Exercise requirements: Report how many lines contain "name". The answer is a single number.

Information supplied:
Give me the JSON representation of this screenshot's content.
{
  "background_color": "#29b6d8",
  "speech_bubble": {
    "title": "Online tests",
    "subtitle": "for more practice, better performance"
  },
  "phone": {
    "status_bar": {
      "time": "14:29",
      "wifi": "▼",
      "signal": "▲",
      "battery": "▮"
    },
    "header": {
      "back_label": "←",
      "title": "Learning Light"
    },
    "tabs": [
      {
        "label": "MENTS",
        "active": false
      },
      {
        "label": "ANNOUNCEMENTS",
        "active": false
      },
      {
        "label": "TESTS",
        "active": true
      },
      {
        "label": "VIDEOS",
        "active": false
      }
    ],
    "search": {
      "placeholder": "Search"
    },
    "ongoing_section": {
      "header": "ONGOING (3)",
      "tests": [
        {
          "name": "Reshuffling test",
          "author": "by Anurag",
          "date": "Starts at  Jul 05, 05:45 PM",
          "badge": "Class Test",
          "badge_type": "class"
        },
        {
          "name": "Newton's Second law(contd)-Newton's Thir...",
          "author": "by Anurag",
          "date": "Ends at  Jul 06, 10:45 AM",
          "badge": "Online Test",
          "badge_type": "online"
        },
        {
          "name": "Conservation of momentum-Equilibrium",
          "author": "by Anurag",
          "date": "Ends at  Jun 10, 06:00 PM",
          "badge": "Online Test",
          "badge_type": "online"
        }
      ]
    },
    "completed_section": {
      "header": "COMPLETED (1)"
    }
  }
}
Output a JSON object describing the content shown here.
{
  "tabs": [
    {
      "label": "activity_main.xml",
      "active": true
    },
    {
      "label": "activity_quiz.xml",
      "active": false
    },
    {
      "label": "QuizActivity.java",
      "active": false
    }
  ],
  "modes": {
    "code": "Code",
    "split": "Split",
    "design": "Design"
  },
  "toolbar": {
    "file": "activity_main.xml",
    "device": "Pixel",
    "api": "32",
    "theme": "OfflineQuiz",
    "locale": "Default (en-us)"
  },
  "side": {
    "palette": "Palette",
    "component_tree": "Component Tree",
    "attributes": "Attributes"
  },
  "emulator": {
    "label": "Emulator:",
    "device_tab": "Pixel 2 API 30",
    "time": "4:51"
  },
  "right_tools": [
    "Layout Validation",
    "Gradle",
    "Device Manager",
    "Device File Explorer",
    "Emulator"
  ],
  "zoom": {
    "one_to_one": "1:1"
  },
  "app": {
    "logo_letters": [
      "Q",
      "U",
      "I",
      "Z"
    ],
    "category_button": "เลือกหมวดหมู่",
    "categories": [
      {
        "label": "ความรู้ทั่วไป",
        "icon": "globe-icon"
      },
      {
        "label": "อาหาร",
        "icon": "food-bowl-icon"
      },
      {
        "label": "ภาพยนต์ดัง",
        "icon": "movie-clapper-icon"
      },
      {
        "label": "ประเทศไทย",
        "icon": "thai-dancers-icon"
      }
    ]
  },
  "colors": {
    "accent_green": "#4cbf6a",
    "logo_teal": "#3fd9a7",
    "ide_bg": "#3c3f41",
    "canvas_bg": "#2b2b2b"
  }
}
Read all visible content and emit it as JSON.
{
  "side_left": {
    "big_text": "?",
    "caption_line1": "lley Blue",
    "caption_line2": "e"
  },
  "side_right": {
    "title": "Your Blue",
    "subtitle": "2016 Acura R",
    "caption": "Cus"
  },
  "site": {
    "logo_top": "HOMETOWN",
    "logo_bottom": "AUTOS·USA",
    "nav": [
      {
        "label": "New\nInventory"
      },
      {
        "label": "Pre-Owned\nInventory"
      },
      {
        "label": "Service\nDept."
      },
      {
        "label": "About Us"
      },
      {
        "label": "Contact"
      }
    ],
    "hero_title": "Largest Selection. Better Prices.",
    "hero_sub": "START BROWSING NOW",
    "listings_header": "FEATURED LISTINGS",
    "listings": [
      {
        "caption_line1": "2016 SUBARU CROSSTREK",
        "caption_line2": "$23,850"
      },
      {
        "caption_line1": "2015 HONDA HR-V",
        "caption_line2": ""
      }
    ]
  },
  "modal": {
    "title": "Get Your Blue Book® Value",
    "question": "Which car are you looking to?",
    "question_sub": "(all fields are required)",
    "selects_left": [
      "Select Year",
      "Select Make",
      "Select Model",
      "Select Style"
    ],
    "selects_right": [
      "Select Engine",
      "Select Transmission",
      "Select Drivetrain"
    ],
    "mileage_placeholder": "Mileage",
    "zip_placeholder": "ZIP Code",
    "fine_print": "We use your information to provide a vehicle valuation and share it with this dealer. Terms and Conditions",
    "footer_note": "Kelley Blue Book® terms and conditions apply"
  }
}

Response to this exercise: 3